DATA SHOWN =
------------------------------

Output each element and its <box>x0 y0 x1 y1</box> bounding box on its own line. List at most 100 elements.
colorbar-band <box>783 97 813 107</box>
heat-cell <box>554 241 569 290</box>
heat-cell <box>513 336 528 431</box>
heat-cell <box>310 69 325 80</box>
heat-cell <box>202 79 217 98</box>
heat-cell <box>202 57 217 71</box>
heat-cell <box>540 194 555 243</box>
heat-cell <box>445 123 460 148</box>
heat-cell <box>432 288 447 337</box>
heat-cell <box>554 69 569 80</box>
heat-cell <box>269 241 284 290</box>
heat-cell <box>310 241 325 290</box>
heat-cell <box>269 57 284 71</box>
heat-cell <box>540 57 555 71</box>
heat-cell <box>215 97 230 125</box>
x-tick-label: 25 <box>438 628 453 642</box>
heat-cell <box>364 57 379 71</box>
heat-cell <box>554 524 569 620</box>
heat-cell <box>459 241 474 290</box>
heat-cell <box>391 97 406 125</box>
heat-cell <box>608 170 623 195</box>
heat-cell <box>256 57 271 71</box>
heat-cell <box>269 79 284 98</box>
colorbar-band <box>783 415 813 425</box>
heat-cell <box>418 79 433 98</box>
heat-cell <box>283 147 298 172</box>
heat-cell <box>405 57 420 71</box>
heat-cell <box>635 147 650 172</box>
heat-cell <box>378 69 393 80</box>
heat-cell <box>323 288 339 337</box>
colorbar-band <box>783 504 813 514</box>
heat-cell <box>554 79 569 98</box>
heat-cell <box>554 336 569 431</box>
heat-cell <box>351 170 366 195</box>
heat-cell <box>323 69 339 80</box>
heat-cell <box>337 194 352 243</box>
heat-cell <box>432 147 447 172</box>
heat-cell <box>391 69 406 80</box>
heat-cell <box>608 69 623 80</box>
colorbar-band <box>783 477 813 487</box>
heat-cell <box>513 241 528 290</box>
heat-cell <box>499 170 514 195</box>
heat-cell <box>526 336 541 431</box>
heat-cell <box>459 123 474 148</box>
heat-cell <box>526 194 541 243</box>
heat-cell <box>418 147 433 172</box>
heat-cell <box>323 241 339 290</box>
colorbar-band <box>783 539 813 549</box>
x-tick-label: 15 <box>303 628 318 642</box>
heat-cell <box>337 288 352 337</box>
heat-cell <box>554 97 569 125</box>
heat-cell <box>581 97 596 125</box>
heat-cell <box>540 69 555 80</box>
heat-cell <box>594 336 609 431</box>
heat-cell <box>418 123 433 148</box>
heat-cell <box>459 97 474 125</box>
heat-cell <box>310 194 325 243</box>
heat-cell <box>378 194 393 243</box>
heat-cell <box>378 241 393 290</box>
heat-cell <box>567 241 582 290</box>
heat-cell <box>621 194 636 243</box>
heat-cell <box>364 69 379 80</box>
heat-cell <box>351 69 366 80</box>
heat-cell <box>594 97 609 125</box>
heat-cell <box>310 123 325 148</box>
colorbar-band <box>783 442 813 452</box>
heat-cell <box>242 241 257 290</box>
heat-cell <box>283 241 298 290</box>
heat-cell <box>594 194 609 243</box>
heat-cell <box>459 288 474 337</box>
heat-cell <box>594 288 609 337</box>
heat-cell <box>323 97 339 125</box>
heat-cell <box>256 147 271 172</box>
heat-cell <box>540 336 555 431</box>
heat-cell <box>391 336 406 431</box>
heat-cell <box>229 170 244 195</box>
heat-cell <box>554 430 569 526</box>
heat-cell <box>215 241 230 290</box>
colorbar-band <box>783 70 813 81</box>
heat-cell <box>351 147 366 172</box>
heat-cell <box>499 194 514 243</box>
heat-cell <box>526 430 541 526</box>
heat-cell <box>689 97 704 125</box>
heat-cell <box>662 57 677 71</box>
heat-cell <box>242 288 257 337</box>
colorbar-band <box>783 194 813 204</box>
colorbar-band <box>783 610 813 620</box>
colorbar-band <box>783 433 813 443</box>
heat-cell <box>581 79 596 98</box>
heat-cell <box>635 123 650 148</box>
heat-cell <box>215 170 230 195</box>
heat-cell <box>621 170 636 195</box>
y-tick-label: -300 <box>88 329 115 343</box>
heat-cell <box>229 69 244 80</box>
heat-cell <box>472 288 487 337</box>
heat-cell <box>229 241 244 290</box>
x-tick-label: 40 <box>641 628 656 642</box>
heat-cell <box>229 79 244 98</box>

------------------------------

GOAL =
Rewrite the records above as a JSON array of strings, one string per line, with blank lines left out.

RESULT FOR THIS EXERCISE =
[
  "Output each element and its <box>x0 y0 x1 y1</box> bounding box on its own line. List at most 100 elements.",
  "colorbar-band <box>783 97 813 107</box>",
  "heat-cell <box>554 241 569 290</box>",
  "heat-cell <box>513 336 528 431</box>",
  "heat-cell <box>310 69 325 80</box>",
  "heat-cell <box>202 79 217 98</box>",
  "heat-cell <box>202 57 217 71</box>",
  "heat-cell <box>540 194 555 243</box>",
  "heat-cell <box>445 123 460 148</box>",
  "heat-cell <box>432 288 447 337</box>",
  "heat-cell <box>554 69 569 80</box>",
  "heat-cell <box>269 241 284 290</box>",
  "heat-cell <box>310 241 325 290</box>",
  "heat-cell <box>269 57 284 71</box>",
  "heat-cell <box>540 57 555 71</box>",
  "heat-cell <box>215 97 230 125</box>",
  "x-tick-label: 25 <box>438 628 453 642</box>",
  "heat-cell <box>364 57 379 71</box>",
  "heat-cell <box>554 524 569 620</box>",
  "heat-cell <box>459 241 474 290</box>",
  "heat-cell <box>391 97 406 125</box>",
  "heat-cell <box>608 170 623 195</box>",
  "heat-cell <box>256 57 271 71</box>",
  "heat-cell <box>269 79 284 98</box>",
  "colorbar-band <box>783 415 813 425</box>",
  "heat-cell <box>418 79 433 98</box>",
  "heat-cell <box>283 147 298 172</box>",
  "heat-cell <box>405 57 420 71</box>",
  "heat-cell <box>635 147 650 172</box>",
  "heat-cell <box>378 69 393 80</box>",
  "heat-cell <box>323 288 339 337</box>",
  "colorbar-band <box>783 504 813 514</box>",
  "heat-cell <box>554 79 569 98</box>",
  "heat-cell <box>554 336 569 431</box>",
  "heat-cell <box>351 170 366 195</box>",
  "heat-cell <box>323 69 339 80</box>",
  "heat-cell <box>337 194 352 243</box>",
  "heat-cell <box>432 147 447 172</box>",
  "heat-cell <box>391 69 406 80</box>",
  "heat-cell <box>608 69 623 80</box>",
  "colorbar-band <box>783 477 813 487</box>",
  "heat-cell <box>513 241 528 290</box>",
  "heat-cell <box>499 170 514 195</box>",
  "heat-cell <box>526 336 541 431</box>",
  "heat-cell <box>459 123 474 148</box>",
  "heat-cell <box>526 194 541 243</box>",
  "heat-cell <box>418 147 433 172</box>",
  "heat-cell <box>323 241 339 290</box>",
  "colorbar-band <box>783 539 813 549</box>",
  "x-tick-label: 15 <box>303 628 318 642</box>",
  "heat-cell <box>337 288 352 337</box>",
  "heat-cell <box>554 97 569 125</box>",
  "heat-cell <box>581 97 596 125</box>",
  "heat-cell <box>540 69 555 80</box>",
  "heat-cell <box>594 336 609 431</box>",
  "heat-cell <box>418 123 433 148</box>",
  "heat-cell <box>459 97 474 125</box>",
  "heat-cell <box>310 194 325 243</box>",
  "heat-cell <box>378 194 393 243</box>",
  "heat-cell <box>378 241 393 290</box>",
  "heat-cell <box>567 241 582 290</box>",
  "heat-cell <box>621 194 636 243</box>",
  "heat-cell <box>364 69 379 80</box>",
  "heat-cell <box>351 69 366 80</box>",
  "heat-cell <box>594 97 609 125</box>",
  "heat-cell <box>310 123 325 148</box>",
  "colorbar-band <box>783 442 813 452</box>",
  "heat-cell <box>242 241 257 290</box>",
  "heat-cell <box>283 241 298 290</box>",
  "heat-cell <box>594 194 609 243</box>",
  "heat-cell <box>459 288 474 337</box>",
  "heat-cell <box>594 288 609 337</box>",
  "heat-cell <box>323 97 339 125</box>",
  "heat-cell <box>256 147 271 172</box>",
  "heat-cell <box>540 336 555 431</box>",
  "heat-cell <box>391 336 406 431</box>",
  "heat-cell <box>229 170 244 195</box>",
  "heat-cell <box>554 430 569 526</box>",
  "heat-cell <box>215 241 230 290</box>",
  "colorbar-band <box>783 70 813 81</box>",
  "heat-cell <box>351 147 366 172</box>",
  "heat-cell <box>499 194 514 243</box>",
  "heat-cell <box>526 430 541 526</box>",
  "heat-cell <box>689 97 704 125</box>",
  "heat-cell <box>662 57 677 71</box>",
  "heat-cell <box>242 288 257 337</box>",
  "colorbar-band <box>783 194 813 204</box>",
  "colorbar-band <box>783 610 813 620</box>",
  "colorbar-band <box>783 433 813 443</box>",
  "heat-cell <box>581 79 596 98</box>",
  "heat-cell <box>635 123 650 148</box>",
  "heat-cell <box>215 170 230 195</box>",
  "heat-cell <box>621 170 636 195</box>",
  "y-tick-label: -300 <box>88 329 115 343</box>",
  "heat-cell <box>229 69 244 80</box>",
  "heat-cell <box>472 288 487 337</box>",
  "heat-cell <box>229 241 244 290</box>",
  "x-tick-label: 40 <box>641 628 656 642</box>",
  "heat-cell <box>229 79 244 98</box>"
]